-- Begin --

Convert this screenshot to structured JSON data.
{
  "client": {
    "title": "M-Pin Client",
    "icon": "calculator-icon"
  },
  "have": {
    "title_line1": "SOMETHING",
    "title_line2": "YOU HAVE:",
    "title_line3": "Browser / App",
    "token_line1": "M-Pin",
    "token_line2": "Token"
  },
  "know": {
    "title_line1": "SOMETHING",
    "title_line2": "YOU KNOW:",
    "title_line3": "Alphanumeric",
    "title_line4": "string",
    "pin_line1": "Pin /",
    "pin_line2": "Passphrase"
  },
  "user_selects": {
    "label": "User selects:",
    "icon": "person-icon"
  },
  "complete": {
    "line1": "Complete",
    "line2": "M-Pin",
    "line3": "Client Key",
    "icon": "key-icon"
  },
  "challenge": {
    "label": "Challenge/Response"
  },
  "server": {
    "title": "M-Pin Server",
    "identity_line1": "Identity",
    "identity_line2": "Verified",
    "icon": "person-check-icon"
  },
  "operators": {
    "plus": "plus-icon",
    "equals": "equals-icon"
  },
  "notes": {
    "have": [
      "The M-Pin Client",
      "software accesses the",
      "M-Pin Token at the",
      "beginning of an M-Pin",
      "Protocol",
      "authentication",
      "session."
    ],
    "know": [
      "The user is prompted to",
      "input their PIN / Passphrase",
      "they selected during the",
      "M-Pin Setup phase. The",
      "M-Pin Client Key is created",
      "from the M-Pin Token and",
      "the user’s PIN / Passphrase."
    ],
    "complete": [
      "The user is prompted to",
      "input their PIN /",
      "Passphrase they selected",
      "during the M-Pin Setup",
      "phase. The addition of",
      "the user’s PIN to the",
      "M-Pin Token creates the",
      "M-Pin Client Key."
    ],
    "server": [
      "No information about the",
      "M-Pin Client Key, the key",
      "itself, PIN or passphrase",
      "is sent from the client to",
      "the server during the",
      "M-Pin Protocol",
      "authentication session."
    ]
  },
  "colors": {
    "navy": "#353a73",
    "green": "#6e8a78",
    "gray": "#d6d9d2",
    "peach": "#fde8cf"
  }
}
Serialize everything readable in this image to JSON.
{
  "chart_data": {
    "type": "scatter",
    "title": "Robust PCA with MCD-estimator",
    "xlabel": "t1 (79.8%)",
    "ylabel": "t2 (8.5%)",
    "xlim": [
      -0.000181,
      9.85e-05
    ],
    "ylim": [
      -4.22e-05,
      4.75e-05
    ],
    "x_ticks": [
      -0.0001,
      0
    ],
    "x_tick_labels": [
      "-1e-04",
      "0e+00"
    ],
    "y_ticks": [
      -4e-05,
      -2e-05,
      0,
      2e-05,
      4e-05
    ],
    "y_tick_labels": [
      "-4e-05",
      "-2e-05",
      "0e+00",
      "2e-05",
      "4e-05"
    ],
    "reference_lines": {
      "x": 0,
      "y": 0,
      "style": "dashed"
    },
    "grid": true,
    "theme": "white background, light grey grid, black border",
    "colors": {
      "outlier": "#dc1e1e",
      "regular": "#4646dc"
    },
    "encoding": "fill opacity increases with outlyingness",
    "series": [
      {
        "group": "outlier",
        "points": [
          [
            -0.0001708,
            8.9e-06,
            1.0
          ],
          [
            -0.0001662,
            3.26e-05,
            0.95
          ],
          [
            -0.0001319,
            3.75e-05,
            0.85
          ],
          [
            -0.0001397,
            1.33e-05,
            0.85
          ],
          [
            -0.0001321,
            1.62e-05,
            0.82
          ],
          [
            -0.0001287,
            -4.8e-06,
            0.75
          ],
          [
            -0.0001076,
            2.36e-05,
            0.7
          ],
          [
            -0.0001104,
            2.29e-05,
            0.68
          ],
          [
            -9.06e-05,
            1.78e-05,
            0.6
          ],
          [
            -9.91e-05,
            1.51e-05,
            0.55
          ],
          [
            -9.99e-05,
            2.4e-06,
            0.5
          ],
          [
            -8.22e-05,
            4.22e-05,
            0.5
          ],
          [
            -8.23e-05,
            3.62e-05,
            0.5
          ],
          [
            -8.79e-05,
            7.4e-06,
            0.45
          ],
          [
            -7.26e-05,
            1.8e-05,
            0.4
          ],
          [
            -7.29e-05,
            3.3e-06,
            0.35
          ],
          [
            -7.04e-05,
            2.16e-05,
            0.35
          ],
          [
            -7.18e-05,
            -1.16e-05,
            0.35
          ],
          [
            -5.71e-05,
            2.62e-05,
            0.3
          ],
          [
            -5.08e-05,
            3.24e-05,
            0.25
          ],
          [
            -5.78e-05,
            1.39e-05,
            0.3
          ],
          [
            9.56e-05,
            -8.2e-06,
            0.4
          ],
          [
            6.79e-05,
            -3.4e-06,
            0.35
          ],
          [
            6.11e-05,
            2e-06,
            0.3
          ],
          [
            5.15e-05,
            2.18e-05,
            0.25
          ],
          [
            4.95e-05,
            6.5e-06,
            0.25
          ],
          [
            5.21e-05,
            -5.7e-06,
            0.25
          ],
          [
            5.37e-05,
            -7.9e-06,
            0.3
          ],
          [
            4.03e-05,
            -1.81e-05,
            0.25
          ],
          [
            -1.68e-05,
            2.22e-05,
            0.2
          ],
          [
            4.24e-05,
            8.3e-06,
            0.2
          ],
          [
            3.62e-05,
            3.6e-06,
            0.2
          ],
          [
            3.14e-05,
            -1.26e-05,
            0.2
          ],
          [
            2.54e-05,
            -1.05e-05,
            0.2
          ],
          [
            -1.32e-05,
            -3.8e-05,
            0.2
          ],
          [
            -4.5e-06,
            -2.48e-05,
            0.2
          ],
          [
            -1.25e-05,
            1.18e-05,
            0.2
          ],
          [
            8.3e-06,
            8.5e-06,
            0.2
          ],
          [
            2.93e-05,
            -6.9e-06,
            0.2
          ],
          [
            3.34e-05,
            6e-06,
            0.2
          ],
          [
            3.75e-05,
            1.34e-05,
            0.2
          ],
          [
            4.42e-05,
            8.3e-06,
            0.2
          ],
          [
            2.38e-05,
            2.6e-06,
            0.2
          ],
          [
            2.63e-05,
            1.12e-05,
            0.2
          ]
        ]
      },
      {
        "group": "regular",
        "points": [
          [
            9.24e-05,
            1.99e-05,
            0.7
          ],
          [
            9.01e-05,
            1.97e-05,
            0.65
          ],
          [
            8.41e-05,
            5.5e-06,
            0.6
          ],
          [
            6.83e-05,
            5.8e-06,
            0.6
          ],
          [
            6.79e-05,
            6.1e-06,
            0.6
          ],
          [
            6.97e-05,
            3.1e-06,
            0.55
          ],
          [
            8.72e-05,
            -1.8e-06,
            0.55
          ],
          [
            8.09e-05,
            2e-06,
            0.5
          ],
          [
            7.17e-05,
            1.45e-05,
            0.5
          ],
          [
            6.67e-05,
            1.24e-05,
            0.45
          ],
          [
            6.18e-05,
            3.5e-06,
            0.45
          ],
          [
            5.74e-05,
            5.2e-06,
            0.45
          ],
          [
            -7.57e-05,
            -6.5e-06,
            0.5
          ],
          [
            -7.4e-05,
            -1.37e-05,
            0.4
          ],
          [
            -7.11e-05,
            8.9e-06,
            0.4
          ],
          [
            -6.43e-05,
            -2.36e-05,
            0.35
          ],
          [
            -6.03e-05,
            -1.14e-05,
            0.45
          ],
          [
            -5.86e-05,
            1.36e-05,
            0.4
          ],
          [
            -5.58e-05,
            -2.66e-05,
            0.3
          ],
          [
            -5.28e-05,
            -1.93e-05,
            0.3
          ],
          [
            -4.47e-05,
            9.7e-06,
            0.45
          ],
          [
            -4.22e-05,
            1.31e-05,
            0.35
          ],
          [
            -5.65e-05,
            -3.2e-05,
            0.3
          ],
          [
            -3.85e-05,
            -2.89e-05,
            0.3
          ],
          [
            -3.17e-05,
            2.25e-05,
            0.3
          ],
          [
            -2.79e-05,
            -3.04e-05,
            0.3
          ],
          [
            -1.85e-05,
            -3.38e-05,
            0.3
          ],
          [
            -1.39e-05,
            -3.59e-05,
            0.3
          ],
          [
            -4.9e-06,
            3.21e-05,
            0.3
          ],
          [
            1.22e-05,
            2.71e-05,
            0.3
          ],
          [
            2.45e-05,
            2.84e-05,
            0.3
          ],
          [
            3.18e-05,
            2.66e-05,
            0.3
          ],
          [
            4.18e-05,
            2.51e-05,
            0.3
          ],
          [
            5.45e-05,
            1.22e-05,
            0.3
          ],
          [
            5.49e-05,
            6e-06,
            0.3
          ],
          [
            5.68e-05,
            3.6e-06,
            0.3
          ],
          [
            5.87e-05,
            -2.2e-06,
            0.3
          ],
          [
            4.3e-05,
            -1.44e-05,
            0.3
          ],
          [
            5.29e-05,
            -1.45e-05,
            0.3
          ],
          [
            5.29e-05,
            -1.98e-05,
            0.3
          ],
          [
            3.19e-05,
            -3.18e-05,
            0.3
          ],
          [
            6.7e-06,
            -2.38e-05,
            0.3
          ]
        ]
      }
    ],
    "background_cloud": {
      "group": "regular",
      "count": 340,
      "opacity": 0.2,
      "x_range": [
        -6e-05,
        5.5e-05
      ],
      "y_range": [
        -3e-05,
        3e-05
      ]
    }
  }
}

-- End --

* WHAT TO PRODUCE
Count the lines above that contain the word "from", and reply with only that number.

* EXERCISE OUTPUT
2